§ THE TASK
Find every line with the word "KIWITT" and give their count, nothing else.

§ DATA LINES

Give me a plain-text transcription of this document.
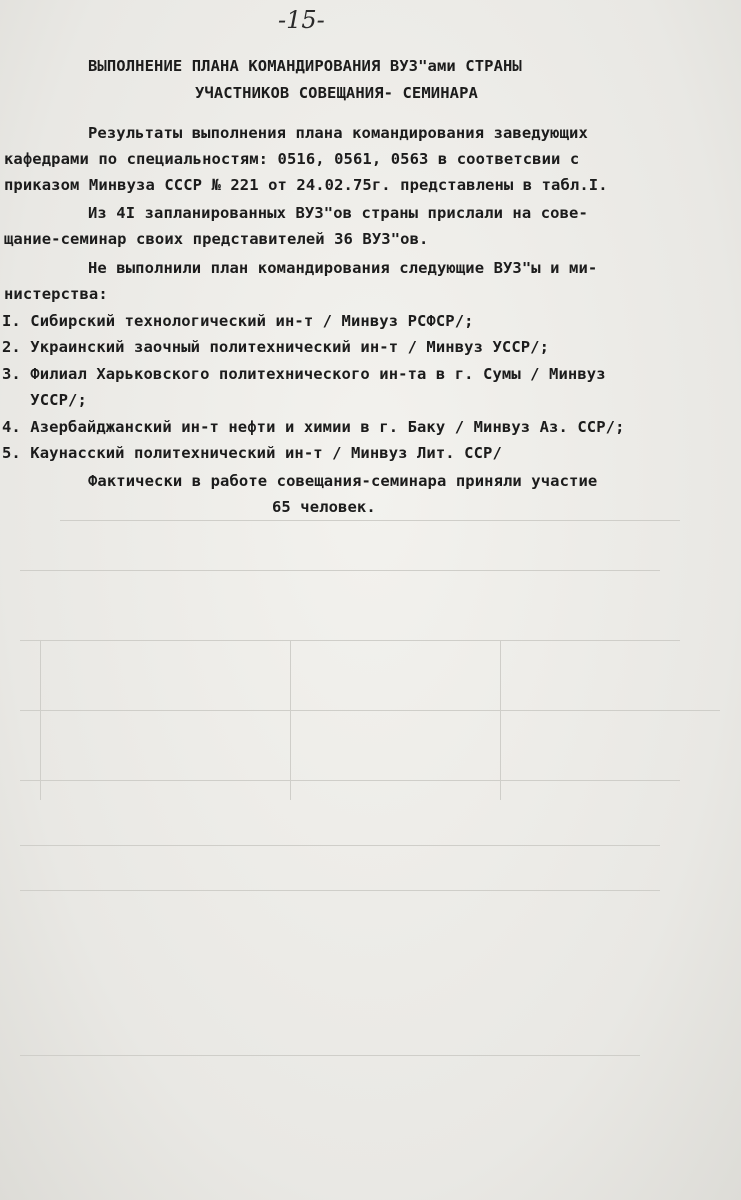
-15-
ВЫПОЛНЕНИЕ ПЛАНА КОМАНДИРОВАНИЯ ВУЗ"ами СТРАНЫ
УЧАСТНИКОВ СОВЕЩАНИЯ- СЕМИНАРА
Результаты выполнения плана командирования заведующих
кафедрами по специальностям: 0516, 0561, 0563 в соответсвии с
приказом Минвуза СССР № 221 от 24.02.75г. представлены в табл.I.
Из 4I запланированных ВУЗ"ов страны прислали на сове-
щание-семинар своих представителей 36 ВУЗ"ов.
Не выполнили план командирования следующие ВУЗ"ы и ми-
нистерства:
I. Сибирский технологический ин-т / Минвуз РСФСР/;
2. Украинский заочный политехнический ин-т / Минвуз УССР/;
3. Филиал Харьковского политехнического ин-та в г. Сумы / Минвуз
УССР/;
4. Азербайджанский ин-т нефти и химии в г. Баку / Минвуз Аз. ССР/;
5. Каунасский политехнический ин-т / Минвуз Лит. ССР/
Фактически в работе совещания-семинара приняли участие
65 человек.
--
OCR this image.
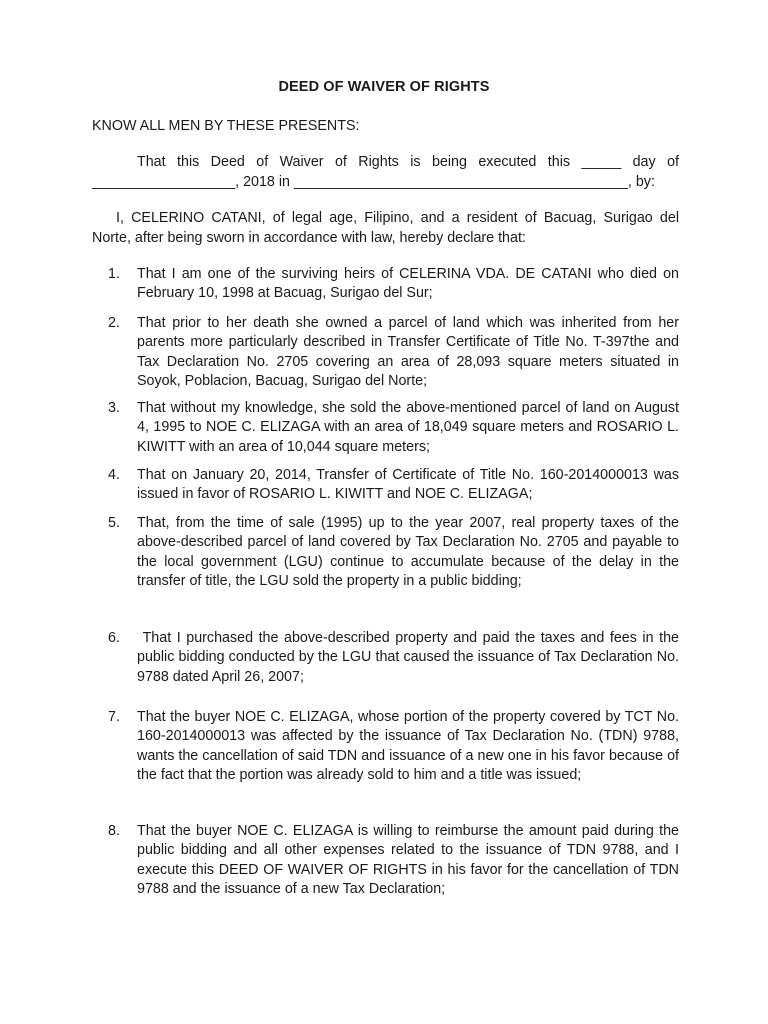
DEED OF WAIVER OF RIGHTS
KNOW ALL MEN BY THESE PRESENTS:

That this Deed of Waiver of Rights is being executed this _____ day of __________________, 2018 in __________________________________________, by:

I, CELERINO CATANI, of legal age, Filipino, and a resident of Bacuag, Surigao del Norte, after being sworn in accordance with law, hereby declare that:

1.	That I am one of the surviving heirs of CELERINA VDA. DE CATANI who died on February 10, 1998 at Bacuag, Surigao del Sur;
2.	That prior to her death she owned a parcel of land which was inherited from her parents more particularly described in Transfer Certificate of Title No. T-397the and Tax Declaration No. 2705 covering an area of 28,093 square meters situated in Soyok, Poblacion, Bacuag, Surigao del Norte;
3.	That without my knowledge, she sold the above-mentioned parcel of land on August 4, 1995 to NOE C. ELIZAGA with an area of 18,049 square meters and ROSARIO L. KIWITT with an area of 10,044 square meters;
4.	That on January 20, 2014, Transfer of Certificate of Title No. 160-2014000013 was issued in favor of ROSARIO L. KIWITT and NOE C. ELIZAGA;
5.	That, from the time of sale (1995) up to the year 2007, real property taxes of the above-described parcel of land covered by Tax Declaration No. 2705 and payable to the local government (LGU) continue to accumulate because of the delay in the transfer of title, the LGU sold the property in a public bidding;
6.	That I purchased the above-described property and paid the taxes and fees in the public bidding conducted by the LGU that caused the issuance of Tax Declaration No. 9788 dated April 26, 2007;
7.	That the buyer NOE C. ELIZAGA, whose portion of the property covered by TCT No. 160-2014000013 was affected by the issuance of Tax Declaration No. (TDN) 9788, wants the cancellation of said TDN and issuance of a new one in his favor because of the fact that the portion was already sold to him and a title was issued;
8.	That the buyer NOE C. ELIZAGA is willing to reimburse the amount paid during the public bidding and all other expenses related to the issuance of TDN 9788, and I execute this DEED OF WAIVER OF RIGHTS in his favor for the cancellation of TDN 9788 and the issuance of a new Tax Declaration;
==
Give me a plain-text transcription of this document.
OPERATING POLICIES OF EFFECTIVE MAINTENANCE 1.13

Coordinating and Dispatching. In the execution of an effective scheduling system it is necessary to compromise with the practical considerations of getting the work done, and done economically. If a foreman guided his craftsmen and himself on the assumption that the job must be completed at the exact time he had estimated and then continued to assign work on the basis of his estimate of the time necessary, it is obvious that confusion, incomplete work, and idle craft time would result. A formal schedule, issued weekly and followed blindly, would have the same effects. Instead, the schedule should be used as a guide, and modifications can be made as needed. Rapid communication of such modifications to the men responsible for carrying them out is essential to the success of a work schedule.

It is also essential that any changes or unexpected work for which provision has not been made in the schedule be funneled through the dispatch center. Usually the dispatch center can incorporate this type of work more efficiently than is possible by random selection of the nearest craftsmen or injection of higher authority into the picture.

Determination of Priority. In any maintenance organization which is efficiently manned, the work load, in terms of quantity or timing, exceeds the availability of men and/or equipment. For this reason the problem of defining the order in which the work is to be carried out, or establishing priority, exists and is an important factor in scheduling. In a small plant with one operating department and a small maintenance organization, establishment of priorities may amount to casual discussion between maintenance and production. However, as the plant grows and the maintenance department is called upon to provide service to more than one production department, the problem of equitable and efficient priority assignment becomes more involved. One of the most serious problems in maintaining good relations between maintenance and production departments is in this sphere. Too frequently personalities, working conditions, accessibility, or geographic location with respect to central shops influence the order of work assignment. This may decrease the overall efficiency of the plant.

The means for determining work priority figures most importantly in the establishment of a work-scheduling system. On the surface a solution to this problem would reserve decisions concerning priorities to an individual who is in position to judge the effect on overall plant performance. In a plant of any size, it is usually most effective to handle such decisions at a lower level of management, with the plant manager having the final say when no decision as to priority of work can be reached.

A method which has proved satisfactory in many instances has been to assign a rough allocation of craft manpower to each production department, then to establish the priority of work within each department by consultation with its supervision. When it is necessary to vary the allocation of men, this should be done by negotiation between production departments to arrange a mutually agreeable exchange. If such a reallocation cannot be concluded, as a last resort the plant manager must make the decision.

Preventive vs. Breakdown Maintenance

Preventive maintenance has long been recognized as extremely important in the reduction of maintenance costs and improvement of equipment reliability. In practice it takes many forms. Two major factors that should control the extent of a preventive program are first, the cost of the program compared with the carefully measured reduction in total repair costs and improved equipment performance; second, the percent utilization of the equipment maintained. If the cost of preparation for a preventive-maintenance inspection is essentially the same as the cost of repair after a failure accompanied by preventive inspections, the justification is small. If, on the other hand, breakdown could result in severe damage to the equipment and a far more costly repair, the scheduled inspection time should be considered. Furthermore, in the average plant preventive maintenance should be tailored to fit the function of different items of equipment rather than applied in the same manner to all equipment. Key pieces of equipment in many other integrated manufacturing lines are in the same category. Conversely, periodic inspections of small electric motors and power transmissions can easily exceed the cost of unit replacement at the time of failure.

§ COMPLETED TASK
2